GIVEN PROBLEM ::
In the entries below, identify every line with the string "pool" and copy it.
[start of DATA PROVIDED]
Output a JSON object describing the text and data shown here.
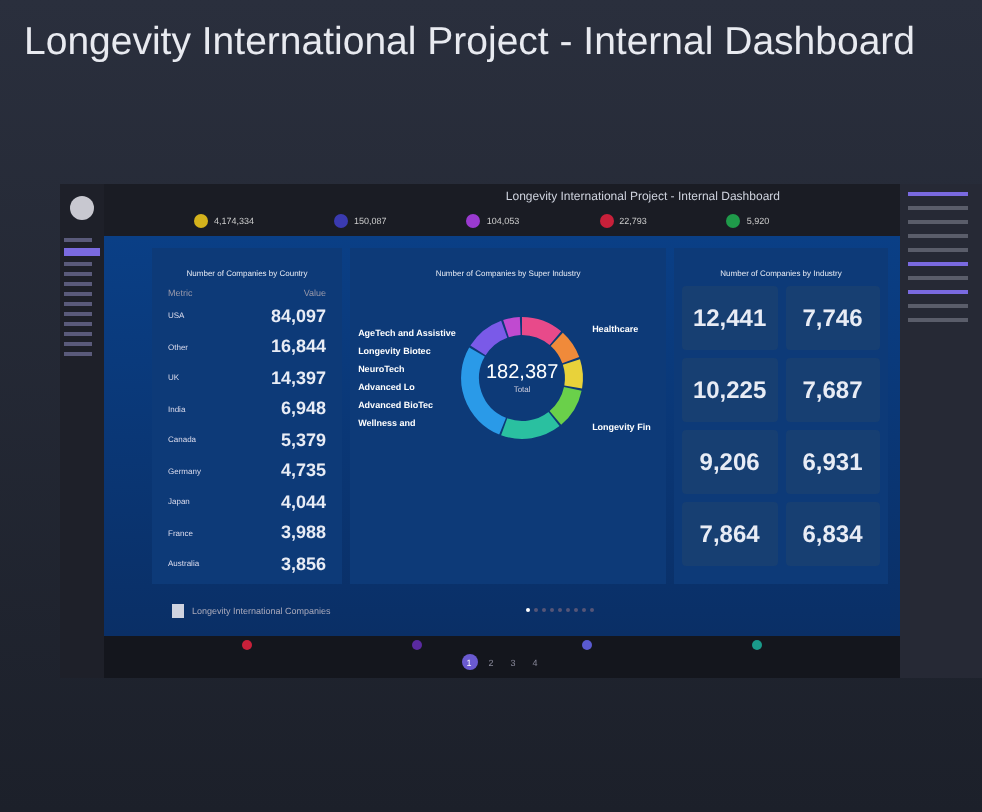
{
  "title": "Longevity International Project - Internal Dashboard",
  "dashboard": {
    "title": "Longevity International Project - Internal Dashboard",
    "stats": [
      {
        "value": "4,174,334",
        "color": "#d4b21c"
      },
      {
        "value": "150,087",
        "color": "#3a3ab0"
      },
      {
        "value": "104,053",
        "color": "#9a3ad0"
      },
      {
        "value": "22,793",
        "color": "#c8203a"
      },
      {
        "value": "5,920",
        "color": "#1f9a4a"
      }
    ],
    "country": {
      "title": "Number of Companies by Country",
      "columns": [
        "Metric",
        "Value"
      ],
      "rows": [
        {
          "name": "USA",
          "value": "84,097"
        },
        {
          "name": "Other",
          "value": "16,844"
        },
        {
          "name": "UK",
          "value": "14,397"
        },
        {
          "name": "India",
          "value": "6,948"
        },
        {
          "name": "Canada",
          "value": "5,379"
        },
        {
          "name": "Germany",
          "value": "4,735"
        },
        {
          "name": "Japan",
          "value": "4,044"
        },
        {
          "name": "France",
          "value": "3,988"
        },
        {
          "name": "Australia",
          "value": "3,856"
        }
      ]
    },
    "super_industry": {
      "title": "Number of Companies by Super Industry",
      "total": "182,387",
      "total_label": "Total",
      "left_labels": [
        "AgeTech and Assistive",
        "Longevity Biotec",
        "NeuroTech",
        "Advanced Lo",
        "Advanced BioTec",
        "Wellness and"
      ],
      "right_labels": [
        "Healthcare",
        "Longevity Fin"
      ]
    },
    "industry": {
      "title": "Number of Companies by Industry",
      "tiles": [
        {
          "value": "12,441"
        },
        {
          "value": "7,746"
        },
        {
          "value": "10,225"
        },
        {
          "value": "7,687"
        },
        {
          "value": "9,206"
        },
        {
          "value": "6,931"
        },
        {
          "value": "7,864"
        },
        {
          "value": "6,834"
        }
      ]
    },
    "footer": "Longevity International Companies",
    "carousel": [
      {
        "selected": true
      },
      {
        "selected": false
      },
      {
        "selected": false
      },
      {
        "selected": false
      },
      {
        "selected": false
      },
      {
        "selected": false
      },
      {
        "selected": false
      },
      {
        "selected": false
      },
      {
        "selected": false
      }
    ],
    "bottom_stats": [
      {
        "color": "#c8203a"
      },
      {
        "color": "#5a2aa0"
      },
      {
        "color": "#5a5ad0"
      },
      {
        "color": "#1a9a8a"
      }
    ],
    "pages": [
      {
        "label": "1",
        "selected": true
      },
      {
        "label": "2",
        "selected": false
      },
      {
        "label": "3",
        "selected": false
      },
      {
        "label": "4",
        "selected": false
      }
    ]
  }
}
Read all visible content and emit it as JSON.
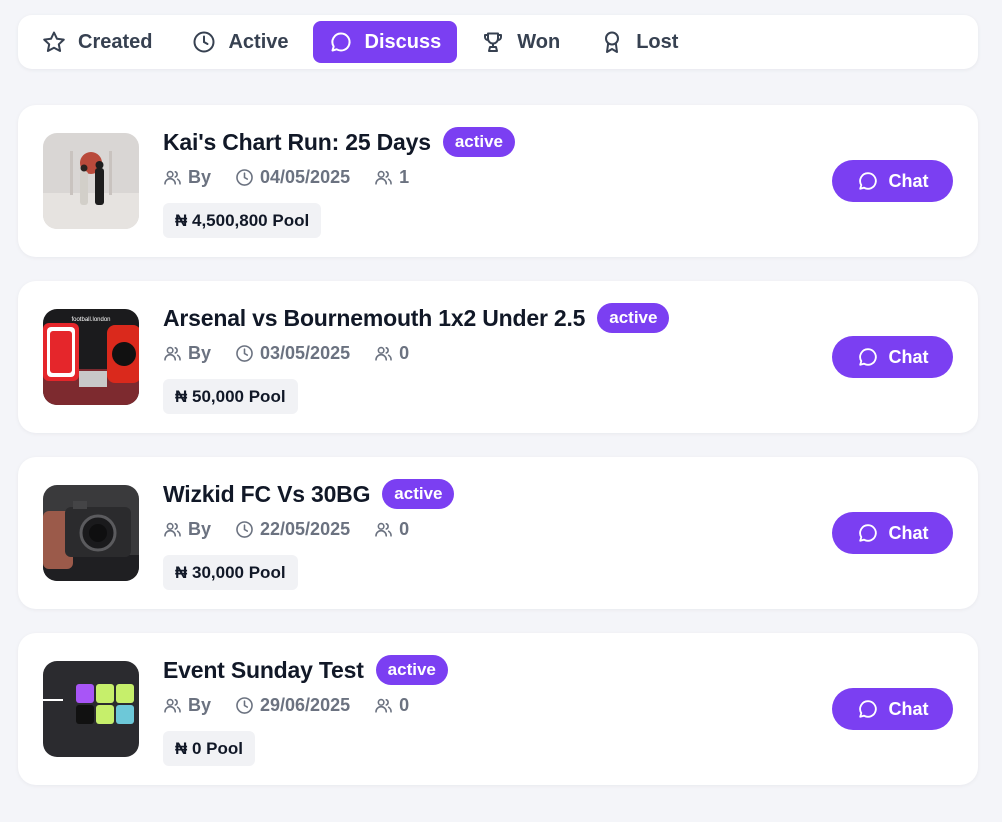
{
  "tabs": [
    {
      "label": "Created",
      "icon": "star-icon"
    },
    {
      "label": "Active",
      "icon": "clock-icon"
    },
    {
      "label": "Discuss",
      "icon": "chat-bubble-icon",
      "selected": true
    },
    {
      "label": "Won",
      "icon": "trophy-icon"
    },
    {
      "label": "Lost",
      "icon": "award-ribbon-icon"
    }
  ],
  "events": [
    {
      "title": "Kai's Chart Run: 25 Days",
      "status": "active",
      "by_label": "By",
      "date": "04/05/2025",
      "participants": "1",
      "pool": "₦ 4,500,800 Pool",
      "chat_label": "Chat"
    },
    {
      "title": "Arsenal vs Bournemouth 1x2 Under 2.5",
      "status": "active",
      "by_label": "By",
      "date": "03/05/2025",
      "participants": "0",
      "pool": "₦ 50,000 Pool",
      "chat_label": "Chat",
      "thumb_text": "football.london"
    },
    {
      "title": "Wizkid FC Vs 30BG",
      "status": "active",
      "by_label": "By",
      "date": "22/05/2025",
      "participants": "0",
      "pool": "₦ 30,000 Pool",
      "chat_label": "Chat"
    },
    {
      "title": "Event Sunday Test",
      "status": "active",
      "by_label": "By",
      "date": "29/06/2025",
      "participants": "0",
      "pool": "₦ 0 Pool",
      "chat_label": "Chat"
    }
  ],
  "colors": {
    "accent": "#7b3ff2",
    "background": "#f4f5f9",
    "card": "#ffffff",
    "muted_text": "#6b7280"
  }
}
[end of DATA PROVIDED]
REPLY ::
      "pool": "₦ 4,500,800 Pool",
      "pool": "₦ 50,000 Pool",
      "pool": "₦ 30,000 Pool",
      "pool": "₦ 0 Pool",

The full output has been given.